* _The exercise_: Repeat every line below exactly, word for word.

* _Dataset rows_:
** Start **
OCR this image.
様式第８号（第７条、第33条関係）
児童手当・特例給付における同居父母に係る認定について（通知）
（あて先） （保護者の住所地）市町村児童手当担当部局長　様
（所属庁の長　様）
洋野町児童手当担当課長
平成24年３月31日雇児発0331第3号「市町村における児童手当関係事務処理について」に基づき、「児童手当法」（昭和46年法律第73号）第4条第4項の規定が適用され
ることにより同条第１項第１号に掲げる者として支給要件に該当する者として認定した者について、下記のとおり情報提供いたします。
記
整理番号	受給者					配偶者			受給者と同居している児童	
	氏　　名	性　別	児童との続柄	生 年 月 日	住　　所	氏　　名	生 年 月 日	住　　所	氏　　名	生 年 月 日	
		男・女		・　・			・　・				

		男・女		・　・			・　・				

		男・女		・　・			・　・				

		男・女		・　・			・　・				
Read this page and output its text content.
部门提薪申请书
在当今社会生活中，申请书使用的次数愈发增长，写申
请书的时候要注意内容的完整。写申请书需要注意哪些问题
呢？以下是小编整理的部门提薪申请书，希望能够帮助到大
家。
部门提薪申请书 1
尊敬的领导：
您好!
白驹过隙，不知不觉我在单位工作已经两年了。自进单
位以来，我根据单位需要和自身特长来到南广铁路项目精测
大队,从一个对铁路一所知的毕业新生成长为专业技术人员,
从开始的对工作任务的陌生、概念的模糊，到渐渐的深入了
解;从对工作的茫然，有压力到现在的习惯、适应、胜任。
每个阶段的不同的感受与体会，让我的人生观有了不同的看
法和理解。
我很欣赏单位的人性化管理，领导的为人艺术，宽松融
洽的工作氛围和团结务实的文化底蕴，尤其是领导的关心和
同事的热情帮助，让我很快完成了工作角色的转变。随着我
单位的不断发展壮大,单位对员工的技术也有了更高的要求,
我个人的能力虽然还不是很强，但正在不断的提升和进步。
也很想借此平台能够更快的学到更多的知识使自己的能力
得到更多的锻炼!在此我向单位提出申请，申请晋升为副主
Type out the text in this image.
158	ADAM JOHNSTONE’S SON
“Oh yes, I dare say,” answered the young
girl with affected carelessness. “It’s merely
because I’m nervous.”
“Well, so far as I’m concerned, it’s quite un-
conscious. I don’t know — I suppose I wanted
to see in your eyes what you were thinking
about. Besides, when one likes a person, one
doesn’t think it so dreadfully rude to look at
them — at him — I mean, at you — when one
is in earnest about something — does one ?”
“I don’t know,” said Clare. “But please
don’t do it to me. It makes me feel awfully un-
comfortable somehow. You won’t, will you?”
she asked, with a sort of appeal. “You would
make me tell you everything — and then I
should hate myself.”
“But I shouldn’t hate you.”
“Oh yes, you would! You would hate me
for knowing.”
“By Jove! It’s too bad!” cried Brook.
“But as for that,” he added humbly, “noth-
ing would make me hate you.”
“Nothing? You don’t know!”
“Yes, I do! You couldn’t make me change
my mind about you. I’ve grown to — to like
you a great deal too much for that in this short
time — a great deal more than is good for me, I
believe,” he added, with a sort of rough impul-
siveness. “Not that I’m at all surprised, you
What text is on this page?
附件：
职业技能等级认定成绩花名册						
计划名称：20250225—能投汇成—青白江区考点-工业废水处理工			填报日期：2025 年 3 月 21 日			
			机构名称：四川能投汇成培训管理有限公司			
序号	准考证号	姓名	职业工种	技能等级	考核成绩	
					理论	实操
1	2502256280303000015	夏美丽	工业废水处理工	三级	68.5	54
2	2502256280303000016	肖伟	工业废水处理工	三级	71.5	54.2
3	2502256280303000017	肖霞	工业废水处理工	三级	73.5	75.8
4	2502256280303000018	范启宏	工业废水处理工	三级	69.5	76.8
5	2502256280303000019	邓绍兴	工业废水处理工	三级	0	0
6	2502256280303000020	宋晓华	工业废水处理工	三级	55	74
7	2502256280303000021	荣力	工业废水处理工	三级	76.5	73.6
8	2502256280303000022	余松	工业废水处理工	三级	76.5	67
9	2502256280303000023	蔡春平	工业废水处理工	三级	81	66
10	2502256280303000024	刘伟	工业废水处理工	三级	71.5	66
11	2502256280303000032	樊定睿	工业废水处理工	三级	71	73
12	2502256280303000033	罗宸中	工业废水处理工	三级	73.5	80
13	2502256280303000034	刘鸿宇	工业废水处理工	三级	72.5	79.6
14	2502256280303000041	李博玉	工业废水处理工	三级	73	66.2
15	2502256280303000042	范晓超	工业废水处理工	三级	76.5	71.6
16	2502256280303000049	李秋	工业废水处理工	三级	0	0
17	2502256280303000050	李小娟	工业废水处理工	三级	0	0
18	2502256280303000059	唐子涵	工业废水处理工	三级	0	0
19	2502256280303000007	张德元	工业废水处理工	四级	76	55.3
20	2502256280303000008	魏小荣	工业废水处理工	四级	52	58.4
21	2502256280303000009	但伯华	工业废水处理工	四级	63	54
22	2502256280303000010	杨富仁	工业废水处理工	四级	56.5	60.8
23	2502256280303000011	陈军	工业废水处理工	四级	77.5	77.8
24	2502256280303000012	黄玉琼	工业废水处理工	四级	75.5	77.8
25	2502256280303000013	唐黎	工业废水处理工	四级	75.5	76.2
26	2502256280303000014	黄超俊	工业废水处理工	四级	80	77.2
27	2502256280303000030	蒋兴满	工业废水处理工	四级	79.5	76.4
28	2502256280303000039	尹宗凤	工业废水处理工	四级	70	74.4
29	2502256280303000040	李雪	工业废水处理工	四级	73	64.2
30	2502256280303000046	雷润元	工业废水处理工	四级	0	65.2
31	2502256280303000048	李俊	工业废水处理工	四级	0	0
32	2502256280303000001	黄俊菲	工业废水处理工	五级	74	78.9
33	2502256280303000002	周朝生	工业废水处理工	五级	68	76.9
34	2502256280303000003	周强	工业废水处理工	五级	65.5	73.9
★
** End **
* _Written reply_:
OCR this image.
様式第８号（第７条、第33条関係）
児童手当・特例給付における同居父母に係る認定について（通知）
（あて先） （保護者の住所地）市町村児童手当担当部局長　様
（所属庁の長　様）
洋野町児童手当担当課長
平成24年３月31日雇児発0331第3号「市町村における児童手当関係事務処理について」に基づき、「児童手当法」（昭和46年法律第73号）第4条第4項の規定が適用され
ることにより同条第１項第１号に掲げる者として支給要件に該当する者として認定した者について、下記のとおり情報提供いたします。
記
整理番号	受給者					配偶者			受給者と同居している児童	
	氏　　名	性　別	児童との続柄	生 年 月 日	住　　所	氏　　名	生 年 月 日	住　　所	氏　　名	生 年 月 日	
		男・女		・　・			・　・				

		男・女		・　・			・　・				

		男・女		・　・			・　・				

		男・女		・　・			・　・				
Read this page and output its text content.
部门提薪申请书
在当今社会生活中，申请书使用的次数愈发增长，写申
请书的时候要注意内容的完整。写申请书需要注意哪些问题
呢？以下是小编整理的部门提薪申请书，希望能够帮助到大
家。
部门提薪申请书 1
尊敬的领导：
您好!
白驹过隙，不知不觉我在单位工作已经两年了。自进单
位以来，我根据单位需要和自身特长来到南广铁路项目精测
大队,从一个对铁路一所知的毕业新生成长为专业技术人员,
从开始的对工作任务的陌生、概念的模糊，到渐渐的深入了
解;从对工作的茫然，有压力到现在的习惯、适应、胜任。
每个阶段的不同的感受与体会，让我的人生观有了不同的看
法和理解。
我很欣赏单位的人性化管理，领导的为人艺术，宽松融
洽的工作氛围和团结务实的文化底蕴，尤其是领导的关心和
同事的热情帮助，让我很快完成了工作角色的转变。随着我
单位的不断发展壮大,单位对员工的技术也有了更高的要求,
我个人的能力虽然还不是很强，但正在不断的提升和进步。
也很想借此平台能够更快的学到更多的知识使自己的能力
得到更多的锻炼!在此我向单位提出申请，申请晋升为副主
Type out the text in this image.
158	ADAM JOHNSTONE’S SON
“Oh yes, I dare say,” answered the young
girl with affected carelessness. “It’s merely
because I’m nervous.”
“Well, so far as I’m concerned, it’s quite un-
conscious. I don’t know — I suppose I wanted
to see in your eyes what you were thinking
about. Besides, when one likes a person, one
doesn’t think it so dreadfully rude to look at
them — at him — I mean, at you — when one
is in earnest about something — does one ?”
“I don’t know,” said Clare. “But please
don’t do it to me. It makes me feel awfully un-
comfortable somehow. You won’t, will you?”
she asked, with a sort of appeal. “You would
make me tell you everything — and then I
should hate myself.”
“But I shouldn’t hate you.”
“Oh yes, you would! You would hate me
for knowing.”
“By Jove! It’s too bad!” cried Brook.
“But as for that,” he added humbly, “noth-
ing would make me hate you.”
“Nothing? You don’t know!”
“Yes, I do! You couldn’t make me change
my mind about you. I’ve grown to — to like
you a great deal too much for that in this short
time — a great deal more than is good for me, I
believe,” he added, with a sort of rough impul-
siveness. “Not that I’m at all surprised, you
What text is on this page?
附件：
职业技能等级认定成绩花名册						
计划名称：20250225—能投汇成—青白江区考点-工业废水处理工			填报日期：2025 年 3 月 21 日			
			机构名称：四川能投汇成培训管理有限公司			
序号	准考证号	姓名	职业工种	技能等级	考核成绩	
					理论	实操
1	2502256280303000015	夏美丽	工业废水处理工	三级	68.5	54
2	2502256280303000016	肖伟	工业废水处理工	三级	71.5	54.2
3	2502256280303000017	肖霞	工业废水处理工	三级	73.5	75.8
4	2502256280303000018	范启宏	工业废水处理工	三级	69.5	76.8
5	2502256280303000019	邓绍兴	工业废水处理工	三级	0	0
6	2502256280303000020	宋晓华	工业废水处理工	三级	55	74
7	2502256280303000021	荣力	工业废水处理工	三级	76.5	73.6
8	2502256280303000022	余松	工业废水处理工	三级	76.5	67
9	2502256280303000023	蔡春平	工业废水处理工	三级	81	66
10	2502256280303000024	刘伟	工业废水处理工	三级	71.5	66
11	2502256280303000032	樊定睿	工业废水处理工	三级	71	73
12	2502256280303000033	罗宸中	工业废水处理工	三级	73.5	80
13	2502256280303000034	刘鸿宇	工业废水处理工	三级	72.5	79.6
14	2502256280303000041	李博玉	工业废水处理工	三级	73	66.2
15	2502256280303000042	范晓超	工业废水处理工	三级	76.5	71.6
16	2502256280303000049	李秋	工业废水处理工	三级	0	0
17	2502256280303000050	李小娟	工业废水处理工	三级	0	0
18	2502256280303000059	唐子涵	工业废水处理工	三级	0	0
19	2502256280303000007	张德元	工业废水处理工	四级	76	55.3
20	2502256280303000008	魏小荣	工业废水处理工	四级	52	58.4
21	2502256280303000009	但伯华	工业废水处理工	四级	63	54
22	2502256280303000010	杨富仁	工业废水处理工	四级	56.5	60.8
23	2502256280303000011	陈军	工业废水处理工	四级	77.5	77.8
24	2502256280303000012	黄玉琼	工业废水处理工	四级	75.5	77.8
25	2502256280303000013	唐黎	工业废水处理工	四级	75.5	76.2
26	2502256280303000014	黄超俊	工业废水处理工	四级	80	77.2
27	2502256280303000030	蒋兴满	工业废水处理工	四级	79.5	76.4
28	2502256280303000039	尹宗凤	工业废水处理工	四级	70	74.4
29	2502256280303000040	李雪	工业废水处理工	四级	73	64.2
30	2502256280303000046	雷润元	工业废水处理工	四级	0	65.2
31	2502256280303000048	李俊	工业废水处理工	四级	0	0
32	2502256280303000001	黄俊菲	工业废水处理工	五级	74	78.9
33	2502256280303000002	周朝生	工业废水处理工	五级	68	76.9
34	2502256280303000003	周强	工业废水处理工	五级	65.5	73.9
★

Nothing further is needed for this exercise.